## Part of a data file
━━━━
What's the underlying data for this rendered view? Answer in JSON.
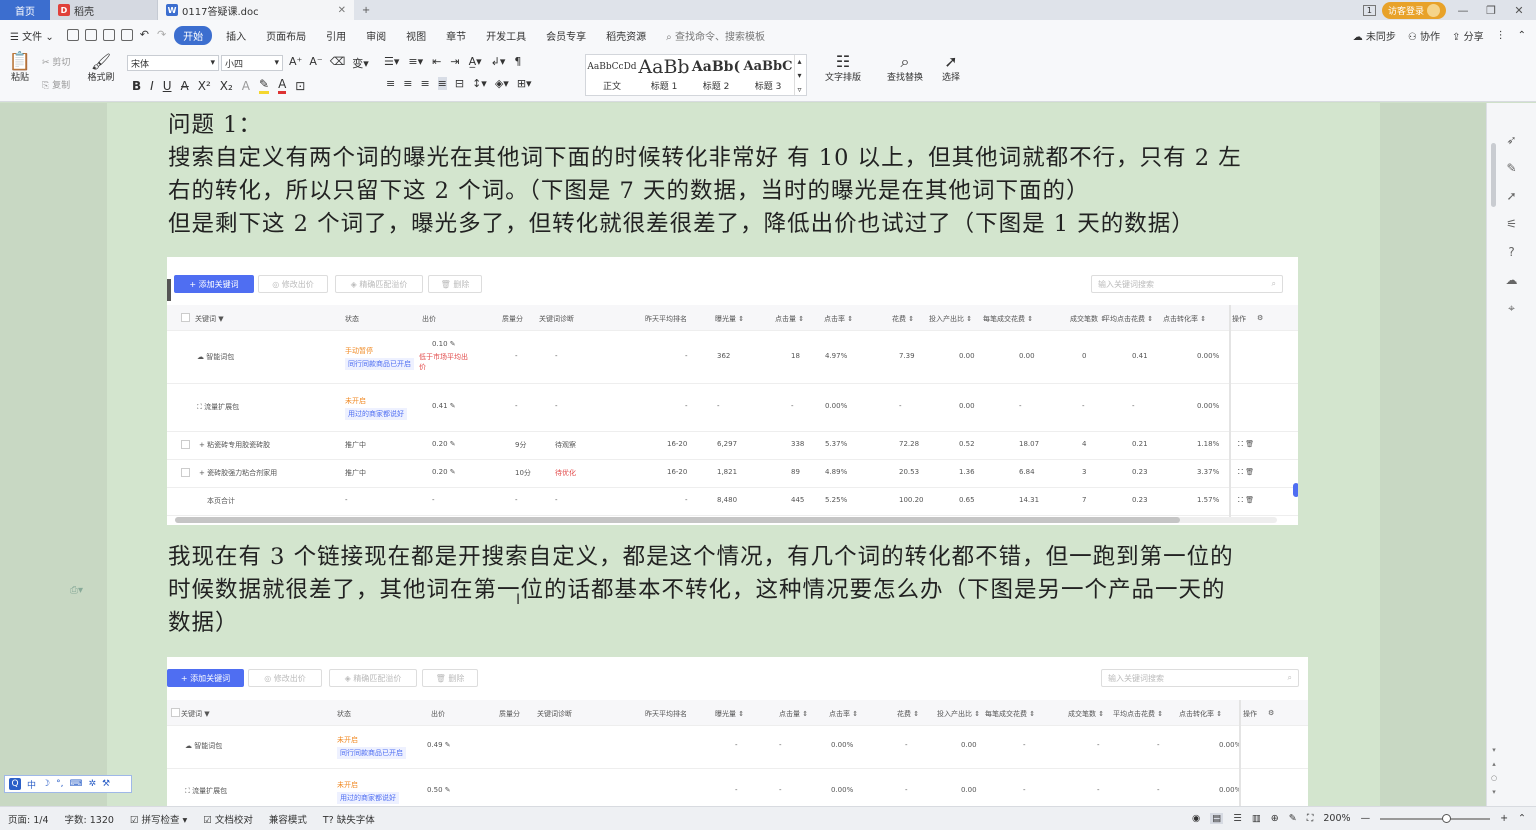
{
  "tabs": {
    "home": "首页",
    "docer": "稻壳",
    "doc": "0117答疑课.doc"
  },
  "titlebar": {
    "login": "访客登录",
    "ratio_icon": "1"
  },
  "menu": {
    "file": "文件",
    "items": [
      "开始",
      "插入",
      "页面布局",
      "引用",
      "审阅",
      "视图",
      "章节",
      "开发工具",
      "会员专享",
      "稻壳资源"
    ],
    "search": "查找命令、搜索模板",
    "sync": "未同步",
    "collab": "协作",
    "share": "分享"
  },
  "ribbon": {
    "paste": "粘贴",
    "cut": "剪切",
    "copy": "复制",
    "format_painter": "格式刷",
    "font_name": "宋体",
    "font_size": "小四",
    "styles": [
      {
        "sample": "AaBbCcDd",
        "label": "正文"
      },
      {
        "sample": "AaBb",
        "label": "标题 1"
      },
      {
        "sample": "AaBb(",
        "label": "标题 2"
      },
      {
        "sample": "AaBbC",
        "label": "标题 3"
      }
    ],
    "text_layout": "文字排版",
    "find_replace": "查找替换",
    "select": "选择"
  },
  "doc": {
    "p1_title": "问题 1：",
    "p1_l1": "搜索自定义有两个词的曝光在其他词下面的时候转化非常好  有 10 以上，但其他词就都不行，只有 2 左",
    "p1_l2": "右的转化，所以只留下这 2 个词。（下图是 7 天的数据，当时的曝光是在其他词下面的）",
    "p1_l3": "但是剩下这 2 个词了，曝光多了，但转化就很差很差了，降低出价也试过了（下图是 1 天的数据）",
    "p2_l1": "我现在有 3 个链接现在都是开搜索自定义，都是这个情况，有几个词的转化都不错，但一跑到第一位的",
    "p2_l2": "时候数据就很差了，其他词在第一位的话都基本不转化，这种情况要怎么办（下图是另一个产品一天的",
    "p2_l3": "数据）"
  },
  "shot": {
    "buttons": [
      "+ 添加关键词",
      "◎ 修改出价",
      "◈ 精确匹配溢价",
      "🗑 删除"
    ],
    "search_placeholder": "输入关键词搜索",
    "headers": [
      "关键词 ▼",
      "状态",
      "出价",
      "质量分",
      "关键词诊断",
      "昨天平均排名",
      "曝光量 ⇕",
      "点击量 ⇕",
      "点击率 ⇕",
      "花费 ⇕",
      "投入产出比 ⇕",
      "每笔成交花费 ⇕",
      "成交笔数 ⇕",
      "平均点击花费 ⇕",
      "点击转化率 ⇕",
      "操作",
      "⚙"
    ],
    "rows1": [
      {
        "kw": "☁ 智能词包",
        "status": "手动暂停",
        "status_cls": "orange",
        "status_sub": "同行同款商品已开启",
        "bid": "0.10 ✎",
        "bid_sub": "低于市场平均出价",
        "q": "-",
        "diag": "-",
        "rank": "-",
        "imp": "362",
        "clk": "18",
        "ctr": "4.97%",
        "cost": "7.39",
        "roi": "0.00",
        "cpo": "0.00",
        "orders": "0",
        "cpc": "0.41",
        "cvr": "0.00%"
      },
      {
        "kw": "⛶ 流量扩展包",
        "status": "未开启",
        "status_cls": "orange",
        "status_sub": "用过的商家都说好",
        "bid": "0.41 ✎",
        "bid_sub": "",
        "q": "-",
        "diag": "-",
        "rank": "-",
        "imp": "-",
        "clk": "-",
        "ctr": "0.00%",
        "cost": "-",
        "roi": "0.00",
        "cpo": "-",
        "orders": "-",
        "cpc": "-",
        "cvr": "0.00%"
      },
      {
        "kw": "+ 粘瓷砖专用胶瓷砖胶",
        "status": "推广中",
        "status_cls": "",
        "status_sub": "",
        "bid": "0.20 ✎",
        "bid_sub": "",
        "q": "9分",
        "diag": "待观察",
        "rank": "16-20",
        "imp": "6,297",
        "clk": "338",
        "ctr": "5.37%",
        "cost": "72.28",
        "roi": "0.52",
        "cpo": "18.07",
        "orders": "4",
        "cpc": "0.21",
        "cvr": "1.18%"
      },
      {
        "kw": "+ 瓷砖胶强力粘合剂家用",
        "status": "推广中",
        "status_cls": "",
        "status_sub": "",
        "bid": "0.20 ✎",
        "bid_sub": "",
        "q": "10分",
        "diag": "待优化",
        "rank": "16-20",
        "imp": "1,821",
        "clk": "89",
        "ctr": "4.89%",
        "cost": "20.53",
        "roi": "1.36",
        "cpo": "6.84",
        "orders": "3",
        "cpc": "0.23",
        "cvr": "3.37%"
      },
      {
        "kw": "本页合计",
        "status": "-",
        "status_cls": "",
        "status_sub": "",
        "bid": "-",
        "bid_sub": "",
        "q": "-",
        "diag": "-",
        "rank": "-",
        "imp": "8,480",
        "clk": "445",
        "ctr": "5.25%",
        "cost": "100.20",
        "roi": "0.65",
        "cpo": "14.31",
        "orders": "7",
        "cpc": "0.23",
        "cvr": "1.57%"
      }
    ],
    "rows2": [
      {
        "kw": "☁ 智能词包",
        "status": "未开启",
        "status_sub": "同行同款商品已开启",
        "bid": "0.49 ✎",
        "imp": "-",
        "clk": "-",
        "ctr": "0.00%",
        "cost": "-",
        "roi": "0.00",
        "cpo": "-",
        "orders": "-",
        "cpc": "-",
        "cvr": "0.00%"
      },
      {
        "kw": "⛶ 流量扩展包",
        "status": "未开启",
        "status_sub": "用过的商家都说好",
        "bid": "0.50 ✎",
        "imp": "-",
        "clk": "-",
        "ctr": "0.00%",
        "cost": "-",
        "roi": "0.00",
        "cpo": "-",
        "orders": "-",
        "cpc": "-",
        "cvr": "0.00%"
      }
    ]
  },
  "status": {
    "page": "页面: 1/4",
    "words": "字数: 1320",
    "spell": "拼写检查",
    "proof": "文档校对",
    "compat": "兼容模式",
    "missing_font": "缺失字体",
    "zoom": "200%"
  },
  "ime": {
    "label": "中"
  }
}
━━━━
## Task requirements
Pictures are not part of the copy; reproduce everything else in the records exactly.

## Solution for this problem
What's the underlying data for this rendered view? Answer in JSON.
{
  "tabs": {
    "home": "首页",
    "docer": "稻壳",
    "doc": "0117答疑课.doc"
  },
  "titlebar": {
    "login": "访客登录",
    "ratio_icon": "1"
  },
  "menu": {
    "file": "文件",
    "items": [
      "开始",
      "插入",
      "页面布局",
      "引用",
      "审阅",
      "视图",
      "章节",
      "开发工具",
      "会员专享",
      "稻壳资源"
    ],
    "search": "查找命令、搜索模板",
    "sync": "未同步",
    "collab": "协作",
    "share": "分享"
  },
  "ribbon": {
    "paste": "粘贴",
    "cut": "剪切",
    "copy": "复制",
    "format_painter": "格式刷",
    "font_name": "宋体",
    "font_size": "小四",
    "styles": [
      {
        "sample": "AaBbCcDd",
        "label": "正文"
      },
      {
        "sample": "AaBb",
        "label": "标题 1"
      },
      {
        "sample": "AaBb(",
        "label": "标题 2"
      },
      {
        "sample": "AaBbC",
        "label": "标题 3"
      }
    ],
    "text_layout": "文字排版",
    "find_replace": "查找替换",
    "select": "选择"
  },
  "doc": {
    "p1_title": "问题 1：",
    "p1_l1": "搜索自定义有两个词的曝光在其他词下面的时候转化非常好  有 10 以上，但其他词就都不行，只有 2 左",
    "p1_l2": "右的转化，所以只留下这 2 个词。（下图是 7 天的数据，当时的曝光是在其他词下面的）",
    "p1_l3": "但是剩下这 2 个词了，曝光多了，但转化就很差很差了，降低出价也试过了（下图是 1 天的数据）",
    "p2_l1": "我现在有 3 个链接现在都是开搜索自定义，都是这个情况，有几个词的转化都不错，但一跑到第一位的",
    "p2_l2": "时候数据就很差了，其他词在第一位的话都基本不转化，这种情况要怎么办（下图是另一个产品一天的",
    "p2_l3": "数据）"
  },
  "shot": {
    "buttons": [
      "+ 添加关键词",
      "◎ 修改出价",
      "◈ 精确匹配溢价",
      "🗑 删除"
    ],
    "search_placeholder": "输入关键词搜索",
    "headers": [
      "关键词 ▼",
      "状态",
      "出价",
      "质量分",
      "关键词诊断",
      "昨天平均排名",
      "曝光量 ⇕",
      "点击量 ⇕",
      "点击率 ⇕",
      "花费 ⇕",
      "投入产出比 ⇕",
      "每笔成交花费 ⇕",
      "成交笔数 ⇕",
      "平均点击花费 ⇕",
      "点击转化率 ⇕",
      "操作",
      "⚙"
    ],
    "rows1": [
      {
        "kw": "☁ 智能词包",
        "status": "手动暂停",
        "status_cls": "orange",
        "status_sub": "同行同款商品已开启",
        "bid": "0.10 ✎",
        "bid_sub": "低于市场平均出价",
        "q": "-",
        "diag": "-",
        "rank": "-",
        "imp": "362",
        "clk": "18",
        "ctr": "4.97%",
        "cost": "7.39",
        "roi": "0.00",
        "cpo": "0.00",
        "orders": "0",
        "cpc": "0.41",
        "cvr": "0.00%"
      },
      {
        "kw": "⛶ 流量扩展包",
        "status": "未开启",
        "status_cls": "orange",
        "status_sub": "用过的商家都说好",
        "bid": "0.41 ✎",
        "bid_sub": "",
        "q": "-",
        "diag": "-",
        "rank": "-",
        "imp": "-",
        "clk": "-",
        "ctr": "0.00%",
        "cost": "-",
        "roi": "0.00",
        "cpo": "-",
        "orders": "-",
        "cpc": "-",
        "cvr": "0.00%"
      },
      {
        "kw": "+ 粘瓷砖专用胶瓷砖胶",
        "status": "推广中",
        "status_cls": "",
        "status_sub": "",
        "bid": "0.20 ✎",
        "bid_sub": "",
        "q": "9分",
        "diag": "待观察",
        "rank": "16-20",
        "imp": "6,297",
        "clk": "338",
        "ctr": "5.37%",
        "cost": "72.28",
        "roi": "0.52",
        "cpo": "18.07",
        "orders": "4",
        "cpc": "0.21",
        "cvr": "1.18%"
      },
      {
        "kw": "+ 瓷砖胶强力粘合剂家用",
        "status": "推广中",
        "status_cls": "",
        "status_sub": "",
        "bid": "0.20 ✎",
        "bid_sub": "",
        "q": "10分",
        "diag": "待优化",
        "rank": "16-20",
        "imp": "1,821",
        "clk": "89",
        "ctr": "4.89%",
        "cost": "20.53",
        "roi": "1.36",
        "cpo": "6.84",
        "orders": "3",
        "cpc": "0.23",
        "cvr": "3.37%"
      },
      {
        "kw": "本页合计",
        "status": "-",
        "status_cls": "",
        "status_sub": "",
        "bid": "-",
        "bid_sub": "",
        "q": "-",
        "diag": "-",
        "rank": "-",
        "imp": "8,480",
        "clk": "445",
        "ctr": "5.25%",
        "cost": "100.20",
        "roi": "0.65",
        "cpo": "14.31",
        "orders": "7",
        "cpc": "0.23",
        "cvr": "1.57%"
      }
    ],
    "rows2": [
      {
        "kw": "☁ 智能词包",
        "status": "未开启",
        "status_sub": "同行同款商品已开启",
        "bid": "0.49 ✎",
        "imp": "-",
        "clk": "-",
        "ctr": "0.00%",
        "cost": "-",
        "roi": "0.00",
        "cpo": "-",
        "orders": "-",
        "cpc": "-",
        "cvr": "0.00%"
      },
      {
        "kw": "⛶ 流量扩展包",
        "status": "未开启",
        "status_sub": "用过的商家都说好",
        "bid": "0.50 ✎",
        "imp": "-",
        "clk": "-",
        "ctr": "0.00%",
        "cost": "-",
        "roi": "0.00",
        "cpo": "-",
        "orders": "-",
        "cpc": "-",
        "cvr": "0.00%"
      }
    ]
  },
  "status": {
    "page": "页面: 1/4",
    "words": "字数: 1320",
    "spell": "拼写检查",
    "proof": "文档校对",
    "compat": "兼容模式",
    "missing_font": "缺失字体",
    "zoom": "200%"
  },
  "ime": {
    "label": "中"
  }
}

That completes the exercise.